■ Pasaje dado
────────────────

Comparte con Precaución: Cómo las Redes Sociales Alimentan el Pánico Moral Sobre el Uso de las Drogas

Publicaciones virales en las redes sociales están difundiendo historias falsas y estigmatizantes sobre las personas que consumen drogas, lo que margina aún más a los grupos vulnerables.

En marzo de 2019, un usuario de Facebook en los EE. UU. publicó recientemente una imagen de un rollo de papel higiénico en un baño público con algunos puntos rojos, advirtiendo a las personas que alguien había metido una aguja usada en el rollo en un intento de limpiar la sangre. La publicación insinuaba que la sangre podría contener enfermedades infecciosas, que luego podrían ser contagiadas a alguien que terminara usando dicho papel higiénico. La persona que publicó el anuncio afirmó haber aprendido acerca de esta supuesta táctica para limpiar agujas al tomar una clase de Operaciones de Desperdicios Peligrosos y Respuesta de Emergencia operada por la Administración de Seguridad y Salud Ocupacional (OSHA) en los Estados Unidos.

La OSHA, sin embargo, ha negado el conocimiento de esta supuesta práctica. Además, un portavoz del Departamento de Salud del Estado de Washington declaró que tampoco estaban al tanto de tales prácticas, señalando:

“Nunca hemos oído hablar de esto. Esta práctica parece extremadamente improbable porque la punta de la aguja podría romperse si uno intentara pincharla a través de un rollo de papel higiénico. No estoy seguro de por qué alguien se arriesgaría a hacerlo si lo que querían era usar la misma aguja para otra inyección. Lógicamente, sería mucho más fácil limpiar la punta con un poco de papel higiénico en lugar de pincharla a través del rollo.”

────────────────

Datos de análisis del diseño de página
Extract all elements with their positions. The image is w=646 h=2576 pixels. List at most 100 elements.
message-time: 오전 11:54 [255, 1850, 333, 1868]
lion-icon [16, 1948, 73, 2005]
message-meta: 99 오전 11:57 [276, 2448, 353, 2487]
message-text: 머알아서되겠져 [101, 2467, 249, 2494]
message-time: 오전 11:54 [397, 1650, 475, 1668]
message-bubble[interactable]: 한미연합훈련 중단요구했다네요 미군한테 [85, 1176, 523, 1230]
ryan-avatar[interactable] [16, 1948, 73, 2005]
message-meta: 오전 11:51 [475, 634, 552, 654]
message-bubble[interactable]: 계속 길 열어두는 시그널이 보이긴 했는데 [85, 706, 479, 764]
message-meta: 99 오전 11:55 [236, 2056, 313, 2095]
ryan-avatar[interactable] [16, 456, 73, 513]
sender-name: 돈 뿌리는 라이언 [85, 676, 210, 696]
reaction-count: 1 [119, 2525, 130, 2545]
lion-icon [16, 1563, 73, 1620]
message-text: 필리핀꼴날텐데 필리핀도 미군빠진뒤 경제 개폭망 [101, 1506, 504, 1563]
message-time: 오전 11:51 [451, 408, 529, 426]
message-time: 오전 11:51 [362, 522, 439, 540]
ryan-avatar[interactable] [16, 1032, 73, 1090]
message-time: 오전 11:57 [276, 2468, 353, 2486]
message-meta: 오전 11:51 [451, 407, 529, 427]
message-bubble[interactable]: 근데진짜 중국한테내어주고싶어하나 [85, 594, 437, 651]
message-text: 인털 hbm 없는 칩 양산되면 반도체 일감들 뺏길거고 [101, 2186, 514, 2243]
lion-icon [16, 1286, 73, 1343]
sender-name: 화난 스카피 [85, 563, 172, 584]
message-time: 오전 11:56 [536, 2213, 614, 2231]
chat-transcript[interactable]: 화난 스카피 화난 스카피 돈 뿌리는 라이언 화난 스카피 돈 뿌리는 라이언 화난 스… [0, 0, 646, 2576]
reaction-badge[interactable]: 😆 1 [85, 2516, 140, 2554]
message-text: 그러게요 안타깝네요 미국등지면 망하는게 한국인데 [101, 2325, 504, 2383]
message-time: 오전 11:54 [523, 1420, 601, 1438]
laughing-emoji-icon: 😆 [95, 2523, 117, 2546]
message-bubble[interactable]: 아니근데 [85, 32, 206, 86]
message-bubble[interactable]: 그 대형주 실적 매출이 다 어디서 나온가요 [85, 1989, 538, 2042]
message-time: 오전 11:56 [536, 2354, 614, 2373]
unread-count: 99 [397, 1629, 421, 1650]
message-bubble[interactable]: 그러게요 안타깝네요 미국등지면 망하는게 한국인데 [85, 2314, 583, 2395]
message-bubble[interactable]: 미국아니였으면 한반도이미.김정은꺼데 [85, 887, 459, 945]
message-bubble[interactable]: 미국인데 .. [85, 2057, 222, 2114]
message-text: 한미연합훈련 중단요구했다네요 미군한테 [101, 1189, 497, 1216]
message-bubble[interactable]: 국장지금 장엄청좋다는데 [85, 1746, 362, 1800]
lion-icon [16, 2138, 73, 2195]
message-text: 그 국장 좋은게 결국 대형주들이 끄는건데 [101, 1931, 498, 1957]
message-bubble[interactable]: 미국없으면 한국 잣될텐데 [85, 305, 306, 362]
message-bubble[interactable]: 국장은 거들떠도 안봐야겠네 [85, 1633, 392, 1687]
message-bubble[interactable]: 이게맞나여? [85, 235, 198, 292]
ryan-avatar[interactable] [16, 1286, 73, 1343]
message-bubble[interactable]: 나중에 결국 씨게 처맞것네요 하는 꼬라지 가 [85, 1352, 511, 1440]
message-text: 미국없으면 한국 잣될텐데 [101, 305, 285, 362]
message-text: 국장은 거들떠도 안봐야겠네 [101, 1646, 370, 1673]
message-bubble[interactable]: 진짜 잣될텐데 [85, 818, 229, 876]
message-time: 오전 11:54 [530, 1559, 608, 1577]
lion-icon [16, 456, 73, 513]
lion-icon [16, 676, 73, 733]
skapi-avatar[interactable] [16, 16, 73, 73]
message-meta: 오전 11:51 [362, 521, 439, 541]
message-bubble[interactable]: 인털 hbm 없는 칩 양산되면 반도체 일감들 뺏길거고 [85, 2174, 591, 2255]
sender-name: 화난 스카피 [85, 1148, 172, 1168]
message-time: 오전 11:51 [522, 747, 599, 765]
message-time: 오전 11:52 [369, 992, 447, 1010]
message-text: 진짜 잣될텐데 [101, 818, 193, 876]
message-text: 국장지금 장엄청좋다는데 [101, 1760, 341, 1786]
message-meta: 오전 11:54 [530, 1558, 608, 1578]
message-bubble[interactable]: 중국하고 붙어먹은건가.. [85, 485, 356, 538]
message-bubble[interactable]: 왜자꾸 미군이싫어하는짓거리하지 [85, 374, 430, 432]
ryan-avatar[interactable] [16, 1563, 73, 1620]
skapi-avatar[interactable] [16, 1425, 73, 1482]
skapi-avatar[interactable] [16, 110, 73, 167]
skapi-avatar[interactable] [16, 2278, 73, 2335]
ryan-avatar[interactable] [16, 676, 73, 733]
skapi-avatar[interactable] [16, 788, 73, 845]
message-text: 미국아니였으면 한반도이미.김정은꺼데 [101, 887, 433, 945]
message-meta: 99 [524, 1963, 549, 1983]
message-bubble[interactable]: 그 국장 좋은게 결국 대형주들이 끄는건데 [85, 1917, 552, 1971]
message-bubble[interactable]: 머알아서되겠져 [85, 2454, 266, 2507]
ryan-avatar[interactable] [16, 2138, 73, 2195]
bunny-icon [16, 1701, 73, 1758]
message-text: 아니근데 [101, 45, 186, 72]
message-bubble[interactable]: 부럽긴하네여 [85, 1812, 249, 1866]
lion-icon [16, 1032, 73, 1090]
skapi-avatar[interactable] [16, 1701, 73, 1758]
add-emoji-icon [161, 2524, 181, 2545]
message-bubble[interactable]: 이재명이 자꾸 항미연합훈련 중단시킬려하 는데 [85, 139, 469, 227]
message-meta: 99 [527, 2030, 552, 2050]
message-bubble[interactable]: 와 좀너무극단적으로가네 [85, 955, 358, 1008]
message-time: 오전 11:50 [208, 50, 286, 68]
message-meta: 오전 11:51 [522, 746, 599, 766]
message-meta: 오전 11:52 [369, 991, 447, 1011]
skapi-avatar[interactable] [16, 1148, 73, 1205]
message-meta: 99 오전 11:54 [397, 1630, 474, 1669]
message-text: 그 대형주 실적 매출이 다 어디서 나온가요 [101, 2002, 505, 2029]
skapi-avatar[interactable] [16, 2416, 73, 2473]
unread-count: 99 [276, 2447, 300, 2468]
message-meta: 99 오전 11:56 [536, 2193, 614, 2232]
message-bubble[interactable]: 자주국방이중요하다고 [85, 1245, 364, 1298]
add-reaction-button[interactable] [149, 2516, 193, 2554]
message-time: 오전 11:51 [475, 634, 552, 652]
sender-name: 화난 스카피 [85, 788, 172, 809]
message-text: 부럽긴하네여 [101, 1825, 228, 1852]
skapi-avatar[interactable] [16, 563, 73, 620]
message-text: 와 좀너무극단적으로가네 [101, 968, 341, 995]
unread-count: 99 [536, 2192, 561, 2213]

────────────────

■ Tareas a realizar
#1 Enumera la plataforma y los organismos que se nombran en el artículo sobre el pánico moral en las redes sociales.
#2 Según el artículo sobre el pánico moral en las redes sociales, ¿qué mostraba la imagen que publicó el usuario de Facebook?
#3 Escribe una continuación del artículo sobre el pánico moral en las redes sociales a partir de la cita del portavoz.

■ Respuestas por tarea
#1
- Facebook
- Administración de Seguridad y Salud Ocupacional (OSHA)
- Departamento de Salud del Estado de Washington

#2 Un rollo de papel higiénico con algunos puntos rojos en un baño público.

#3
Este es un ejemplo clásico de un pánico moral alimentado por las redes sociales y que hace que el público desconfíe - o incluso se enoje - aún más con las personas que consumen drogas en entornos públicos. Esto es particularmente peligroso, ya que las personas que consumen drogas en público, sin un espacio seguro en el hogar para hacerlo, son probablemente personas sin hogar o de otros orígenes marginados; el aumento del estigma hacia ellos puede empujarlos más lejos de la sociedad convencional, afianzando aún más las barreras al apoyo o al tratamiento.

Al igual que la histeria de los medios de comunicación sobre el uso de estimulantes sintéticos, tales publicaciones no logran contextualizar la información sobre las personas que se inyectan drogas en espacios públicos. Esto demoniza a las personas en lugar de arrojar luz sobre por qué pueden estar usando drogas en tales entornos, y sin explorar cómo los enfoques basados ​​en la evidencia podrían disminuir el uso público de drogas.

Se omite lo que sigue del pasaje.